(Collected data entries)
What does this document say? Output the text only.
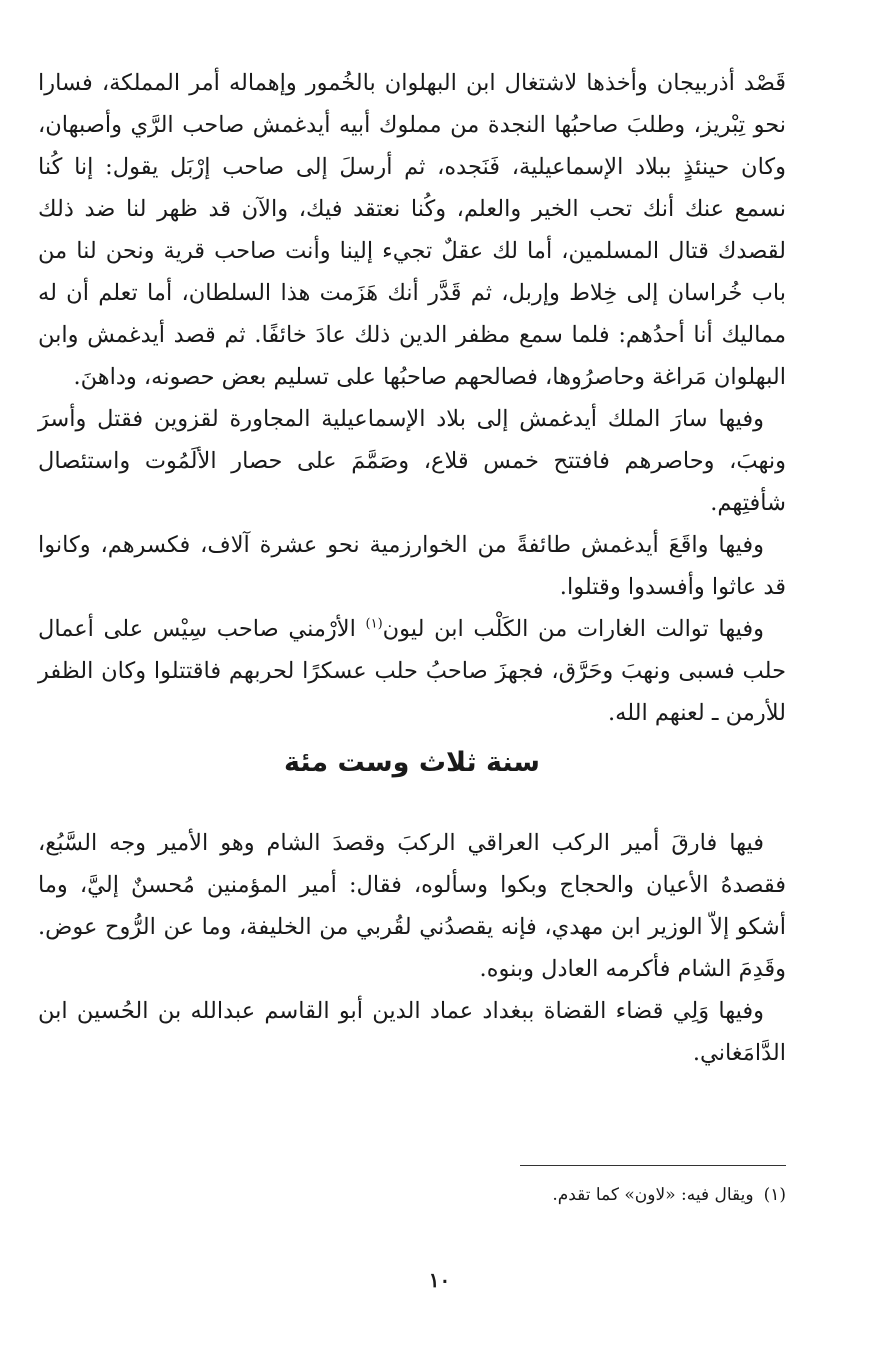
قَصْد أذربيجان وأخذها لاشتغال ابن البهلوان بالخُمور وإهماله أمر المملكة، فسارا نحو تِبْريز، وطلبَ صاحبُها النجدة من مملوك أبيه أيدغمش صاحب الرَّي وأصبهان، وكان حينئذٍ ببلاد الإسماعيلية، فَنَجده، ثم أرسلَ إلى صاحب إرْبَل يقول: إنا كُنا نسمع عنك أنك تحب الخير والعلم، وكُنا نعتقد فيك، والآن قد ظهر لنا ضد ذلك لقصدك قتال المسلمين، أما لك عقلٌ تجيء إلينا وأنت صاحب قرية ونحن لنا من باب خُراسان إلى خِلاط وإربل، ثم قَدَّر أنك هَزَمت هذا السلطان، أما تعلم أن له مماليك أنا أحدُهم: فلما سمع مظفر الدين ذلك عادَ خائفًا. ثم قصد أيدغمش وابن البهلوان مَراغة وحاصرُوها، فصالحهم صاحبُها على تسليم بعض حصونه، وداهنَ.

وفيها سارَ الملك أيدغمش إلى بلاد الإسماعيلية المجاورة لقزوين فقتل وأسرَ ونهبَ، وحاصرهم فافتتح خمس قلاع، وصَمَّمَ على حصار الألَمُوت واستئصال شأفتِهم.

وفيها واقَعَ أيدغمش طائفةً من الخوارزمية نحو عشرة آلاف، فكسرهم، وكانوا قد عاثوا وأفسدوا وقتلوا.

وفيها توالت الغارات من الكَلْب ابن ليون$^{(١)}$ الأرْمني صاحب سِيْس على أعمال حلب فسبى ونهبَ وحَرَّق، فجهزَ صاحبُ حلب عسكرًا لحربهم فاقتتلوا وكان الظفر للأرمن ـ لعنهم الله.

سنة ثلاث وست مئة

فيها فارقَ أمير الركب العراقي الركبَ وقصدَ الشام وهو الأمير وجه السَّبُع، فقصدهُ الأعيان والحجاج وبكوا وسألوه، فقال: أمير المؤمنين مُحسنٌ إليَّ، وما أشكو إلاّ الوزير ابن مهدي، فإنه يقصدُني لقُربي من الخليفة، وما عن الرُّوح عوض. وقَدِمَ الشام فأكرمه العادل وبنوه.

وفيها وَلِي قضاء القضاة ببغداد عماد الدين أبو القاسم عبدالله بن الحُسين ابن الدَّامَغاني.

(١)ويقال فيه: «لاون» كما تقدم.
١٠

To be done: From the entries above, copy every line where the word "صاحب" shows up.

Full solution:
قَصْد أذربيجان وأخذها لاشتغال ابن البهلوان بالخُمور وإهماله أمر المملكة، فسارا نحو تِبْريز، وطلبَ صاحبُها النجدة من مملوك أبيه أيدغمش صاحب الرَّي وأصبهان، وكان حينئذٍ ببلاد الإسماعيلية، فَنَجده، ثم أرسلَ إلى صاحب إرْبَل يقول: إنا كُنا نسمع عنك أنك تحب الخير والعلم، وكُنا نعتقد فيك، والآن قد ظهر لنا ضد ذلك لقصدك قتال المسلمين، أما لك عقلٌ تجيء إلينا وأنت صاحب قرية ونحن لنا من باب خُراسان إلى خِلاط وإربل، ثم قَدَّر أنك هَزَمت هذا السلطان، أما تعلم أن له مماليك أنا أحدُهم: فلما سمع مظفر الدين ذلك عادَ خائفًا. ثم قصد أيدغمش وابن البهلوان مَراغة وحاصرُوها، فصالحهم صاحبُها على تسليم بعض حصونه، وداهنَ.
وفيها توالت الغارات من الكَلْب ابن ليون$^{(١)}$ الأرْمني صاحب سِيْس على أعمال حلب فسبى ونهبَ وحَرَّق، فجهزَ صاحبُ حلب عسكرًا لحربهم فاقتتلوا وكان الظفر للأرمن ـ لعنهم الله.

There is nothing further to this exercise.